» **WORK TO BE COMPLETED**
Quote every line as written. Omit pictures.

» **STORED DATA**

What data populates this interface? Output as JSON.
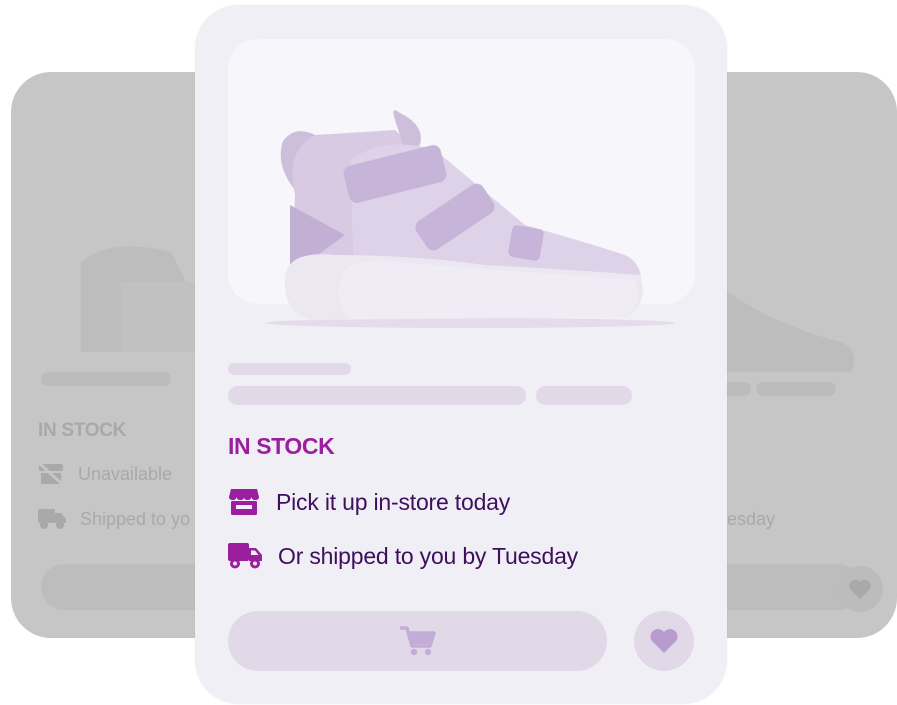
{
  "background_card": {
    "stock_label": "IN STOCK",
    "pickup_text": "Unavailable",
    "shipping_text": "Shipped to yo",
    "shipping_text_right": "esday"
  },
  "product_card": {
    "stock_label": "IN STOCK",
    "pickup_text": "Pick it up in-store today",
    "shipping_text": "Or shipped to you by Tuesday",
    "icons": {
      "pickup": "store-icon",
      "shipping": "truck-icon",
      "cart": "cart-icon",
      "favorite": "heart-icon"
    }
  },
  "colors": {
    "accent": "#9a1e9e",
    "text_dark": "#3d0f5c",
    "card_bg": "#f1eff6",
    "skeleton": "#e1d9e8",
    "background_card": "#c6c6c6"
  }
}
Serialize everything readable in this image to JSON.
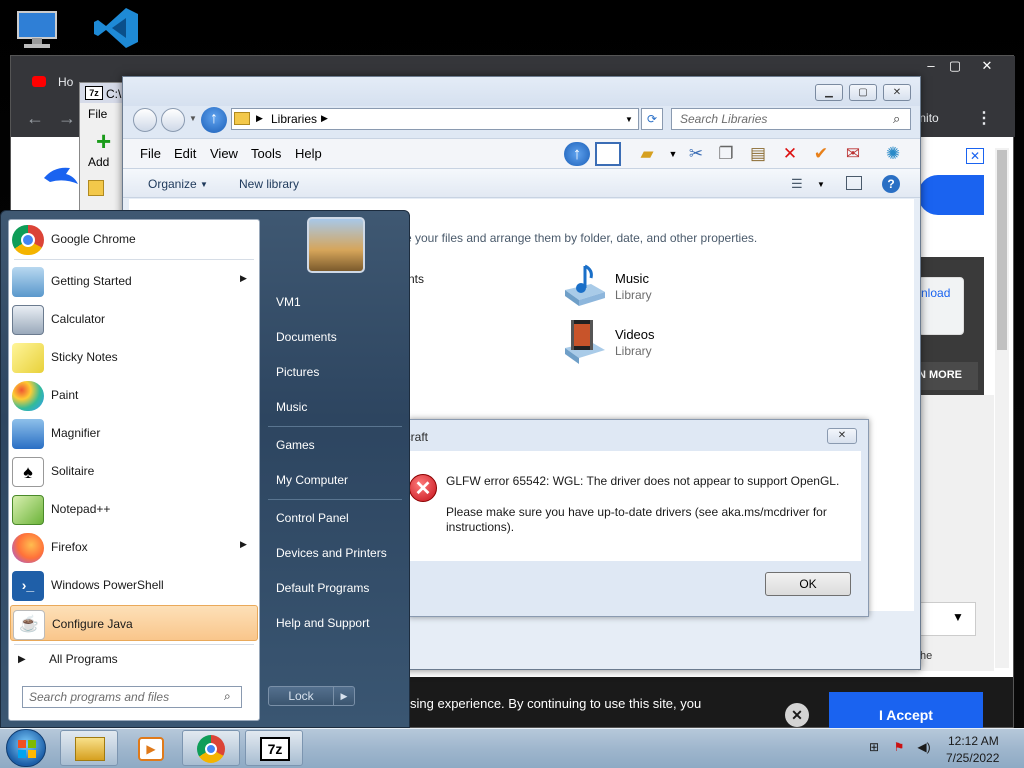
{
  "chrome": {
    "tab_label": "Ho",
    "incognito_label": "cognito",
    "ad_download_text": "nload",
    "learn_more_text": "N MORE",
    "he_text": "he",
    "cookie_text": "sing experience. By continuing to use this site, you",
    "accept_label": "I Accept"
  },
  "sevenz": {
    "title": "C:\\",
    "file_menu": "File",
    "add_label": "Add"
  },
  "explorer": {
    "breadcrumb": "Libraries",
    "search_placeholder": "Search Libraries",
    "menu": [
      "File",
      "Edit",
      "View",
      "Tools",
      "Help"
    ],
    "organize_label": "Organize",
    "new_library_label": "New library",
    "description": "e your files and arrange them by folder, date, and other properties.",
    "partial_item": "nts",
    "libraries": [
      {
        "name": "Music",
        "type": "Library"
      },
      {
        "name": "Videos",
        "type": "Library"
      }
    ]
  },
  "dialog": {
    "title": "ecraft",
    "error_line1": "GLFW error 65542: WGL: The driver does not appear to support OpenGL.",
    "error_line2": "Please make sure you have up-to-date drivers (see aka.ms/mcdriver for instructions).",
    "ok_label": "OK"
  },
  "start_menu": {
    "left_items": [
      {
        "label": "Google Chrome",
        "icon": "chrome-icon",
        "has_arrow": false
      },
      {
        "label": "Getting Started",
        "icon": "getting-started-icon",
        "has_arrow": true
      },
      {
        "label": "Calculator",
        "icon": "calculator-icon",
        "has_arrow": false
      },
      {
        "label": "Sticky Notes",
        "icon": "sticky-notes-icon",
        "has_arrow": false
      },
      {
        "label": "Paint",
        "icon": "paint-icon",
        "has_arrow": false
      },
      {
        "label": "Magnifier",
        "icon": "magnifier-icon",
        "has_arrow": false
      },
      {
        "label": "Solitaire",
        "icon": "solitaire-icon",
        "has_arrow": false
      },
      {
        "label": "Notepad++",
        "icon": "notepadpp-icon",
        "has_arrow": false
      },
      {
        "label": "Firefox",
        "icon": "firefox-icon",
        "has_arrow": true
      },
      {
        "label": "Windows PowerShell",
        "icon": "powershell-icon",
        "has_arrow": false
      },
      {
        "label": "Configure Java",
        "icon": "java-icon",
        "has_arrow": false
      }
    ],
    "all_programs": "All Programs",
    "search_placeholder": "Search programs and files",
    "right_items": [
      "VM1",
      "Documents",
      "Pictures",
      "Music",
      "Games",
      "My Computer",
      "Control Panel",
      "Devices and Printers",
      "Default Programs",
      "Help and Support"
    ],
    "lock_label": "Lock"
  },
  "taskbar": {
    "time": "12:12 AM",
    "date": "7/25/2022"
  }
}
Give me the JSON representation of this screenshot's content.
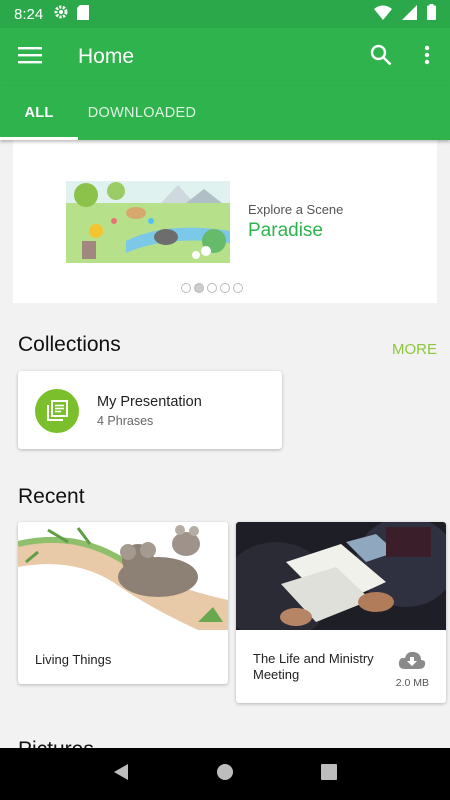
{
  "status_bar": {
    "time": "8:24",
    "icons": [
      "gear-icon",
      "sd-card-icon",
      "wifi-icon",
      "signal-icon",
      "battery-icon"
    ]
  },
  "app_bar": {
    "title": "Home",
    "icons": [
      "menu-icon",
      "search-icon",
      "overflow-menu-icon"
    ]
  },
  "tabs": [
    {
      "label": "ALL",
      "selected": true
    },
    {
      "label": "DOWNLOADED",
      "selected": false
    }
  ],
  "scene": {
    "subtitle": "Explore a Scene",
    "title": "Paradise",
    "carousel_index": 2,
    "carousel_count": 5
  },
  "collections": {
    "title": "Collections",
    "more_label": "MORE",
    "items": [
      {
        "title": "My Presentation",
        "subtitle": "4 Phrases",
        "icon": "presentation-icon"
      }
    ]
  },
  "recent": {
    "title": "Recent",
    "items": [
      {
        "title": "Living Things"
      },
      {
        "title": "The Life and Ministry Meeting",
        "size": "2.0 MB",
        "icon": "cloud-download-icon"
      }
    ]
  },
  "next_section": {
    "title": "Pictures"
  },
  "colors": {
    "primary": "#2eb34d",
    "accent": "#8cc63f",
    "status_bar": "#2ba84a"
  }
}
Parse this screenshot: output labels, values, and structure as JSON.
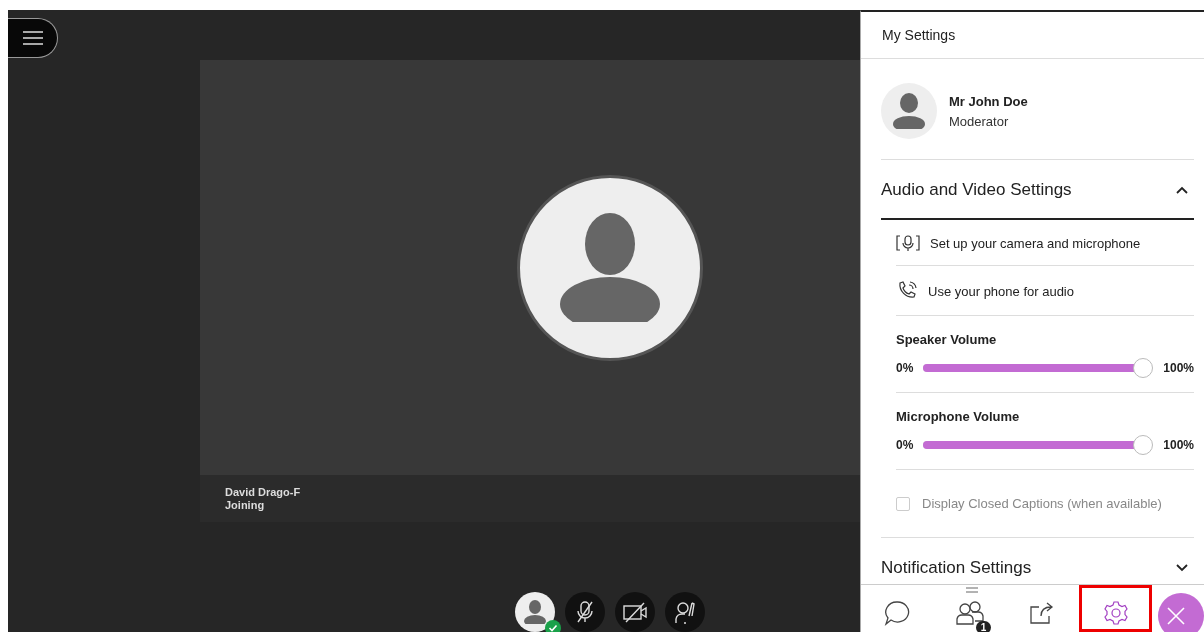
{
  "video_tile": {
    "name": "David Drago-F",
    "status": "Joining"
  },
  "my_controls": [
    {
      "kind": "avatar",
      "connected": true
    },
    {
      "kind": "microphone",
      "off": true
    },
    {
      "kind": "camera",
      "off": true
    },
    {
      "kind": "hand"
    }
  ],
  "panel": {
    "title": "My Settings",
    "user": {
      "name": "Mr John Doe",
      "role": "Moderator"
    },
    "sections": [
      {
        "title": "Audio and Video Settings",
        "expanded": true,
        "items": [
          {
            "kind": "camera-setup",
            "label": "Set up your camera and microphone"
          },
          {
            "kind": "phone",
            "label": "Use your phone for audio"
          },
          {
            "kind": "slider",
            "label": "Speaker Volume",
            "min_label": "0%",
            "max_label": "100%",
            "level": 1
          },
          {
            "kind": "slider",
            "label": "Microphone Volume",
            "min_label": "0%",
            "max_label": "100%",
            "level": 1
          },
          {
            "kind": "checkbox",
            "label": "Display Closed Captions (when available)",
            "checked": false,
            "disabled": true
          }
        ]
      },
      {
        "title": "Notification Settings",
        "expanded": false
      }
    ],
    "tabs": [
      {
        "kind": "chat",
        "selected": false
      },
      {
        "kind": "attendees",
        "badge": "1",
        "selected": false
      },
      {
        "kind": "share",
        "selected": false
      },
      {
        "kind": "settings",
        "selected": true
      }
    ]
  }
}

» **RESULT BELOW**
What data populates this interface? Output as JSON.
{
  "background_card": {
    "stock_label": "IN STOCK",
    "pickup_text": "Unavailable",
    "shipping_text": "Shipped to yo",
    "shipping_text_right": "esday"
  },
  "product_card": {
    "stock_label": "IN STOCK",
    "pickup_text": "Pick it up in-store today",
    "shipping_text": "Or shipped to you by Tuesday",
    "icons": {
      "pickup": "store-icon",
      "shipping": "truck-icon",
      "cart": "cart-icon",
      "favorite": "heart-icon"
    }
  },
  "colors": {
    "accent": "#9a1e9e",
    "text_dark": "#3d0f5c",
    "card_bg": "#f1eff6",
    "skeleton": "#e1d9e8",
    "background_card": "#c6c6c6"
  }
}
Serialize everything readable in this image to JSON.
{
  "chrome": {
    "tab_label": "Ho",
    "incognito_label": "cognito",
    "ad_download_text": "nload",
    "learn_more_text": "N MORE",
    "he_text": "he",
    "cookie_text": "sing experience. By continuing to use this site, you",
    "accept_label": "I Accept"
  },
  "sevenz": {
    "title": "C:\\",
    "file_menu": "File",
    "add_label": "Add"
  },
  "explorer": {
    "breadcrumb": "Libraries",
    "search_placeholder": "Search Libraries",
    "menu": [
      "File",
      "Edit",
      "View",
      "Tools",
      "Help"
    ],
    "organize_label": "Organize",
    "new_library_label": "New library",
    "description": "e your files and arrange them by folder, date, and other properties.",
    "partial_item": "nts",
    "libraries": [
      {
        "name": "Music",
        "type": "Library"
      },
      {
        "name": "Videos",
        "type": "Library"
      }
    ]
  },
  "dialog": {
    "title": "ecraft",
    "error_line1": "GLFW error 65542: WGL: The driver does not appear to support OpenGL.",
    "error_line2": "Please make sure you have up-to-date drivers (see aka.ms/mcdriver for instructions).",
    "ok_label": "OK"
  },
  "start_menu": {
    "left_items": [
      {
        "label": "Google Chrome",
        "icon": "chrome-icon",
        "has_arrow": false
      },
      {
        "label": "Getting Started",
        "icon": "getting-started-icon",
        "has_arrow": true
      },
      {
        "label": "Calculator",
        "icon": "calculator-icon",
        "has_arrow": false
      },
      {
        "label": "Sticky Notes",
        "icon": "sticky-notes-icon",
        "has_arrow": false
      },
      {
        "label": "Paint",
        "icon": "paint-icon",
        "has_arrow": false
      },
      {
        "label": "Magnifier",
        "icon": "magnifier-icon",
        "has_arrow": false
      },
      {
        "label": "Solitaire",
        "icon": "solitaire-icon",
        "has_arrow": false
      },
      {
        "label": "Notepad++",
        "icon": "notepadpp-icon",
        "has_arrow": false
      },
      {
        "label": "Firefox",
        "icon": "firefox-icon",
        "has_arrow": true
      },
      {
        "label": "Windows PowerShell",
        "icon": "powershell-icon",
        "has_arrow": false
      },
      {
        "label": "Configure Java",
        "icon": "java-icon",
        "has_arrow": false
      }
    ],
    "all_programs": "All Programs",
    "search_placeholder": "Search programs and files",
    "right_items": [
      "VM1",
      "Documents",
      "Pictures",
      "Music",
      "Games",
      "My Computer",
      "Control Panel",
      "Devices and Printers",
      "Default Programs",
      "Help and Support"
    ],
    "lock_label": "Lock"
  },
  "taskbar": {
    "time": "12:12 AM",
    "date": "7/25/2022"
  }
}
Give me the JSON representation of this screenshot's content.
{
  "status_bar": {
    "time": "8:24",
    "icons": [
      "gear-icon",
      "sd-card-icon",
      "wifi-icon",
      "signal-icon",
      "battery-icon"
    ]
  },
  "app_bar": {
    "title": "Home",
    "icons": [
      "menu-icon",
      "search-icon",
      "overflow-menu-icon"
    ]
  },
  "tabs": [
    {
      "label": "ALL",
      "selected": true
    },
    {
      "label": "DOWNLOADED",
      "selected": false
    }
  ],
  "scene": {
    "subtitle": "Explore a Scene",
    "title": "Paradise",
    "carousel_index": 2,
    "carousel_count": 5
  },
  "collections": {
    "title": "Collections",
    "more_label": "MORE",
    "items": [
      {
        "title": "My Presentation",
        "subtitle": "4 Phrases",
        "icon": "presentation-icon"
      }
    ]
  },
  "recent": {
    "title": "Recent",
    "items": [
      {
        "title": "Living Things"
      },
      {
        "title": "The Life and Ministry Meeting",
        "size": "2.0 MB",
        "icon": "cloud-download-icon"
      }
    ]
  },
  "next_section": {
    "title": "Pictures"
  },
  "colors": {
    "primary": "#2eb34d",
    "accent": "#8cc63f",
    "status_bar": "#2ba84a"
  }
}
Parse this screenshot: output labels, values, and structure as JSON.
{
  "video_tile": {
    "name": "David Drago-F",
    "status": "Joining"
  },
  "my_controls": [
    {
      "kind": "avatar",
      "connected": true
    },
    {
      "kind": "microphone",
      "off": true
    },
    {
      "kind": "camera",
      "off": true
    },
    {
      "kind": "hand"
    }
  ],
  "panel": {
    "title": "My Settings",
    "user": {
      "name": "Mr John Doe",
      "role": "Moderator"
    },
    "sections": [
      {
        "title": "Audio and Video Settings",
        "expanded": true,
        "items": [
          {
            "kind": "camera-setup",
            "label": "Set up your camera and microphone"
          },
          {
            "kind": "phone",
            "label": "Use your phone for audio"
          },
          {
            "kind": "slider",
            "label": "Speaker Volume",
            "min_label": "0%",
            "max_label": "100%",
            "level": 1
          },
          {
            "kind": "slider",
            "label": "Microphone Volume",
            "min_label": "0%",
            "max_label": "100%",
            "level": 1
          },
          {
            "kind": "checkbox",
            "label": "Display Closed Captions (when available)",
            "checked": false,
            "disabled": true
          }
        ]
      },
      {
        "title": "Notification Settings",
        "expanded": false
      }
    ],
    "tabs": [
      {
        "kind": "chat",
        "selected": false
      },
      {
        "kind": "attendees",
        "badge": "1",
        "selected": false
      },
      {
        "kind": "share",
        "selected": false
      },
      {
        "kind": "settings",
        "selected": true
      }
    ]
  }
}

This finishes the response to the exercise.